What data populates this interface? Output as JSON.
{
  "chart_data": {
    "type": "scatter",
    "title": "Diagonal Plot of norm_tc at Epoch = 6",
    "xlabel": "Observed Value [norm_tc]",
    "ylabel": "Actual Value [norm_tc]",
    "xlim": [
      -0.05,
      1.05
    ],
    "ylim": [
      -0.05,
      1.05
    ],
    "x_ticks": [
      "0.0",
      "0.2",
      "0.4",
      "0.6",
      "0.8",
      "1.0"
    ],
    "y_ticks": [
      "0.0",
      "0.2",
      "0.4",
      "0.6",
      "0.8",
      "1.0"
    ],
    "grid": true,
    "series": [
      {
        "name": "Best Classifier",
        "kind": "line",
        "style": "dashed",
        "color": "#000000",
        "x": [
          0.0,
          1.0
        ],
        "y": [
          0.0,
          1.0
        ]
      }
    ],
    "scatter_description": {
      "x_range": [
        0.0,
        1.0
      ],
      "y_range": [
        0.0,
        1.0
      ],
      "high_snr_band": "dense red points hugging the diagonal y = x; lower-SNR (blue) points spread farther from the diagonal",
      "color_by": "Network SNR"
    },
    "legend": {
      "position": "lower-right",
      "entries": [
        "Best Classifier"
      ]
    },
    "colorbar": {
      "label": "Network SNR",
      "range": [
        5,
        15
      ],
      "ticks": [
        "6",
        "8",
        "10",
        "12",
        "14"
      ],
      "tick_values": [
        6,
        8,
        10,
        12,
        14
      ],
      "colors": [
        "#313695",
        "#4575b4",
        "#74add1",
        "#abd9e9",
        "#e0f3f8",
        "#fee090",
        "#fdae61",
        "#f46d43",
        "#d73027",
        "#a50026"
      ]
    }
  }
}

## [Problem description]
Would you write down every record again, exactly?

## [Correct answer]
What data populates this interface? Output as JSON.
{
  "chart_data": {
    "type": "scatter",
    "title": "Diagonal Plot of norm_tc at Epoch = 6",
    "xlabel": "Observed Value [norm_tc]",
    "ylabel": "Actual Value [norm_tc]",
    "xlim": [
      -0.05,
      1.05
    ],
    "ylim": [
      -0.05,
      1.05
    ],
    "x_ticks": [
      "0.0",
      "0.2",
      "0.4",
      "0.6",
      "0.8",
      "1.0"
    ],
    "y_ticks": [
      "0.0",
      "0.2",
      "0.4",
      "0.6",
      "0.8",
      "1.0"
    ],
    "grid": true,
    "series": [
      {
        "name": "Best Classifier",
        "kind": "line",
        "style": "dashed",
        "color": "#000000",
        "x": [
          0.0,
          1.0
        ],
        "y": [
          0.0,
          1.0
        ]
      }
    ],
    "scatter_description": {
      "x_range": [
        0.0,
        1.0
      ],
      "y_range": [
        0.0,
        1.0
      ],
      "high_snr_band": "dense red points hugging the diagonal y = x; lower-SNR (blue) points spread farther from the diagonal",
      "color_by": "Network SNR"
    },
    "legend": {
      "position": "lower-right",
      "entries": [
        "Best Classifier"
      ]
    },
    "colorbar": {
      "label": "Network SNR",
      "range": [
        5,
        15
      ],
      "ticks": [
        "6",
        "8",
        "10",
        "12",
        "14"
      ],
      "tick_values": [
        6,
        8,
        10,
        12,
        14
      ],
      "colors": [
        "#313695",
        "#4575b4",
        "#74add1",
        "#abd9e9",
        "#e0f3f8",
        "#fee090",
        "#fdae61",
        "#f46d43",
        "#d73027",
        "#a50026"
      ]
    }
  }
}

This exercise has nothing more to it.